:: Given data ::

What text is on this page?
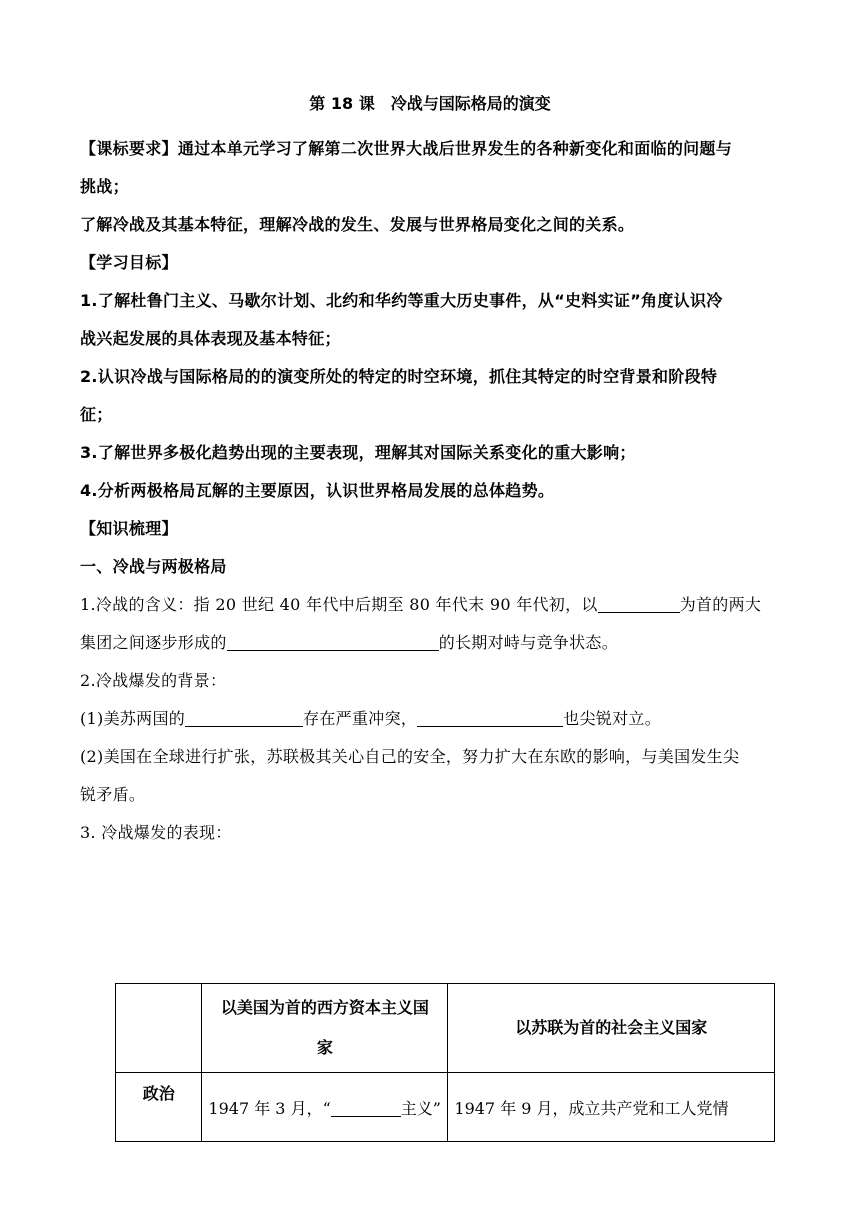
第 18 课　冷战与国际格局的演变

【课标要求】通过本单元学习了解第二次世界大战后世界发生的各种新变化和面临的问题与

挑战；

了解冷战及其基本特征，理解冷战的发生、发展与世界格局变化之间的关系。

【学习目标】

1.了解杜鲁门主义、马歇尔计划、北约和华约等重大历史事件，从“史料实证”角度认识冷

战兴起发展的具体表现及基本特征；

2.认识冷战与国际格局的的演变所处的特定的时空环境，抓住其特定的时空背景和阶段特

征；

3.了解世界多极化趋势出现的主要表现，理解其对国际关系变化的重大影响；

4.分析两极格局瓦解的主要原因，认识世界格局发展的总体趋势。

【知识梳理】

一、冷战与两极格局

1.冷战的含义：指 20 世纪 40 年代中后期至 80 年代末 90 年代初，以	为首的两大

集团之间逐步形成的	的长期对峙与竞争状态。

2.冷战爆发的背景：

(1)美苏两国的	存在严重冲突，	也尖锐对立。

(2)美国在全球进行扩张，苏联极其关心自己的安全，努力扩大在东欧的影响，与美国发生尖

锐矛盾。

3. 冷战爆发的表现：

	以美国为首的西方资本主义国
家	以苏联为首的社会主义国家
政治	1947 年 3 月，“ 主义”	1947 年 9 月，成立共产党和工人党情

:: What is needed ::
Without the images, write out each line of the data verbatim.

:: Answer for the task ::
What text is on this page?
第 18 课　冷战与国际格局的演变

【课标要求】通过本单元学习了解第二次世界大战后世界发生的各种新变化和面临的问题与

挑战；

了解冷战及其基本特征，理解冷战的发生、发展与世界格局变化之间的关系。

【学习目标】

1.了解杜鲁门主义、马歇尔计划、北约和华约等重大历史事件，从“史料实证”角度认识冷

战兴起发展的具体表现及基本特征；

2.认识冷战与国际格局的的演变所处的特定的时空环境，抓住其特定的时空背景和阶段特

征；

3.了解世界多极化趋势出现的主要表现，理解其对国际关系变化的重大影响；

4.分析两极格局瓦解的主要原因，认识世界格局发展的总体趋势。

【知识梳理】

一、冷战与两极格局

1.冷战的含义：指 20 世纪 40 年代中后期至 80 年代末 90 年代初，以	为首的两大

集团之间逐步形成的	的长期对峙与竞争状态。

2.冷战爆发的背景：

(1)美苏两国的	存在严重冲突，	也尖锐对立。

(2)美国在全球进行扩张，苏联极其关心自己的安全，努力扩大在东欧的影响，与美国发生尖

锐矛盾。

3. 冷战爆发的表现：

	以美国为首的西方资本主义国
家	以苏联为首的社会主义国家
政治	1947 年 3 月，“ 主义”	1947 年 9 月，成立共产党和工人党情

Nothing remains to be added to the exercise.